### Data for the task
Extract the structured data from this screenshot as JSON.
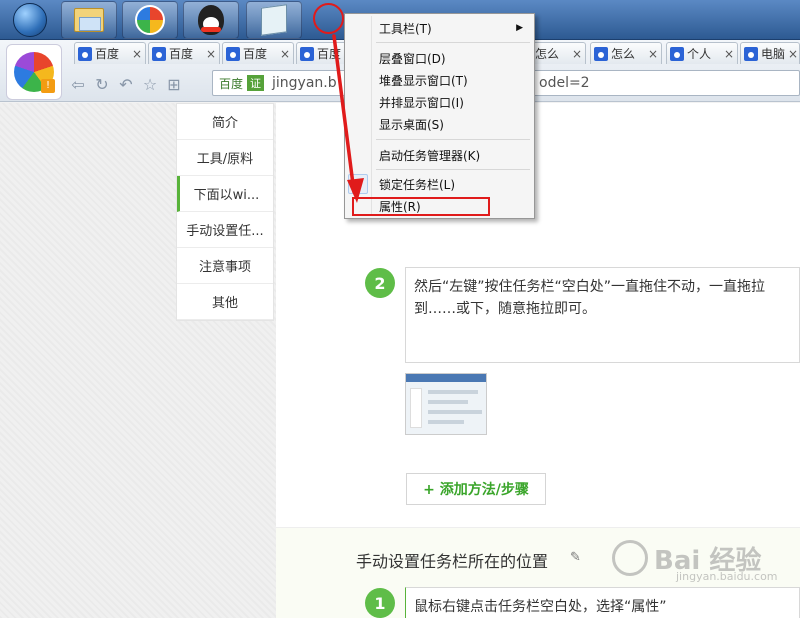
{
  "taskbar": {
    "buttons": [
      {
        "name": "start-orb"
      },
      {
        "name": "explorer-icon"
      },
      {
        "name": "360-browser-icon"
      },
      {
        "name": "qq-icon"
      },
      {
        "name": "notepad-icon"
      }
    ]
  },
  "browser": {
    "tabs": [
      {
        "label": "百度",
        "close": "×"
      },
      {
        "label": "百度",
        "close": "×"
      },
      {
        "label": "百度",
        "close": "×"
      },
      {
        "label": "百度",
        "close": "×"
      },
      {
        "label": "怎么",
        "close": "×"
      },
      {
        "label": "怎么",
        "close": "×"
      },
      {
        "label": "个人",
        "close": "×"
      },
      {
        "label": "电脑",
        "close": "×"
      }
    ],
    "address": {
      "site_label": "百度",
      "cert_label": "证",
      "url_start": "jingyan.b",
      "url_end": "odel=2"
    }
  },
  "sidebar": {
    "items": [
      {
        "label": "简介"
      },
      {
        "label": "工具/原料"
      },
      {
        "label": "下面以wi..."
      },
      {
        "label": "手动设置任..."
      },
      {
        "label": "注意事项"
      },
      {
        "label": "其他"
      }
    ]
  },
  "context_menu": {
    "items": [
      {
        "label": "工具栏(T)",
        "arrow": "▶"
      },
      {
        "label": "层叠窗口(D)"
      },
      {
        "label": "堆叠显示窗口(T)"
      },
      {
        "label": "并排显示窗口(I)"
      },
      {
        "label": "显示桌面(S)"
      },
      {
        "label": "启动任务管理器(K)"
      },
      {
        "label": "锁定任务栏(L)",
        "check": "✓"
      },
      {
        "label": "属性(R)"
      }
    ]
  },
  "content": {
    "step2": {
      "number": "2",
      "text": "然后“左键”按住任务栏“空白处”一直拖住不动，一直拖拉到……或下，随意拖拉即可。"
    },
    "add_step_button": "+ 添加方法/步骤",
    "section_title": "手动设置任务栏所在的位置",
    "step1": {
      "number": "1",
      "text": "鼠标右键点击任务栏空白处，选择“属性”"
    }
  },
  "watermark": {
    "text": "Bai 经验",
    "sub": "jingyan.baidu.com"
  },
  "colors": {
    "accent_green": "#5fbd48",
    "highlight_red": "#e01b1b",
    "taskbar_blue": "#2d5a92"
  }
}
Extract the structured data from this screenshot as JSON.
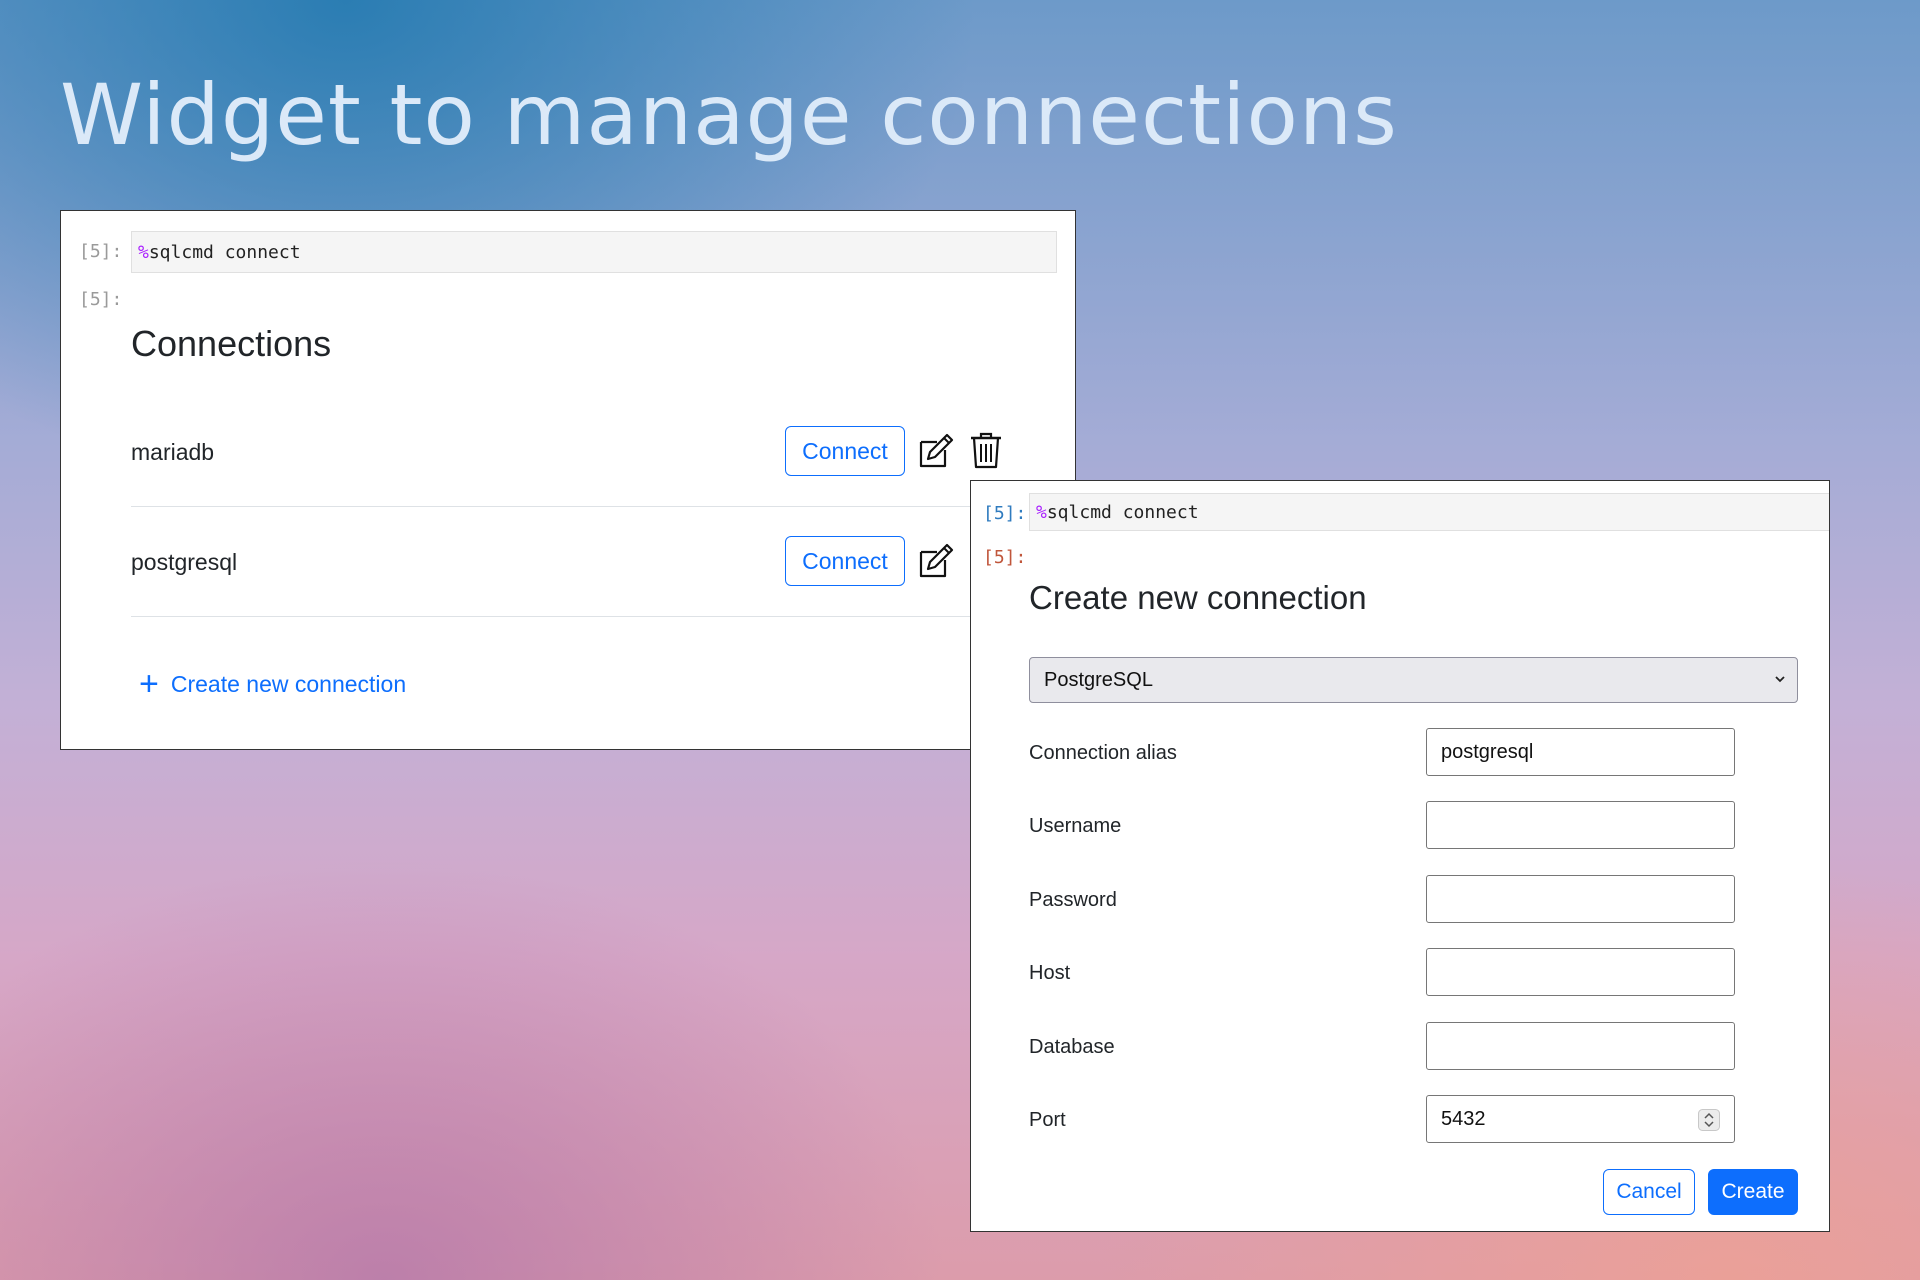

### Set problem
Omitting all images, retype each line of the records precisely.

### Solution to this task
Extract the structured data from this screenshot as JSON.
{
  "taskbar": {
    "buttons": [
      {
        "name": "start-orb"
      },
      {
        "name": "explorer-icon"
      },
      {
        "name": "360-browser-icon"
      },
      {
        "name": "qq-icon"
      },
      {
        "name": "notepad-icon"
      }
    ]
  },
  "browser": {
    "tabs": [
      {
        "label": "百度",
        "close": "×"
      },
      {
        "label": "百度",
        "close": "×"
      },
      {
        "label": "百度",
        "close": "×"
      },
      {
        "label": "百度",
        "close": "×"
      },
      {
        "label": "怎么",
        "close": "×"
      },
      {
        "label": "怎么",
        "close": "×"
      },
      {
        "label": "个人",
        "close": "×"
      },
      {
        "label": "电脑",
        "close": "×"
      }
    ],
    "address": {
      "site_label": "百度",
      "cert_label": "证",
      "url_start": "jingyan.b",
      "url_end": "odel=2"
    }
  },
  "sidebar": {
    "items": [
      {
        "label": "简介"
      },
      {
        "label": "工具/原料"
      },
      {
        "label": "下面以wi..."
      },
      {
        "label": "手动设置任..."
      },
      {
        "label": "注意事项"
      },
      {
        "label": "其他"
      }
    ]
  },
  "context_menu": {
    "items": [
      {
        "label": "工具栏(T)",
        "arrow": "▶"
      },
      {
        "label": "层叠窗口(D)"
      },
      {
        "label": "堆叠显示窗口(T)"
      },
      {
        "label": "并排显示窗口(I)"
      },
      {
        "label": "显示桌面(S)"
      },
      {
        "label": "启动任务管理器(K)"
      },
      {
        "label": "锁定任务栏(L)",
        "check": "✓"
      },
      {
        "label": "属性(R)"
      }
    ]
  },
  "content": {
    "step2": {
      "number": "2",
      "text": "然后“左键”按住任务栏“空白处”一直拖住不动，一直拖拉到……或下，随意拖拉即可。"
    },
    "add_step_button": "+ 添加方法/步骤",
    "section_title": "手动设置任务栏所在的位置",
    "step1": {
      "number": "1",
      "text": "鼠标右键点击任务栏空白处，选择“属性”"
    }
  },
  "watermark": {
    "text": "Bai 经验",
    "sub": "jingyan.baidu.com"
  },
  "colors": {
    "accent_green": "#5fbd48",
    "highlight_red": "#e01b1b",
    "taskbar_blue": "#2d5a92"
  }
}
Extract the structured data from this screenshot as JSON.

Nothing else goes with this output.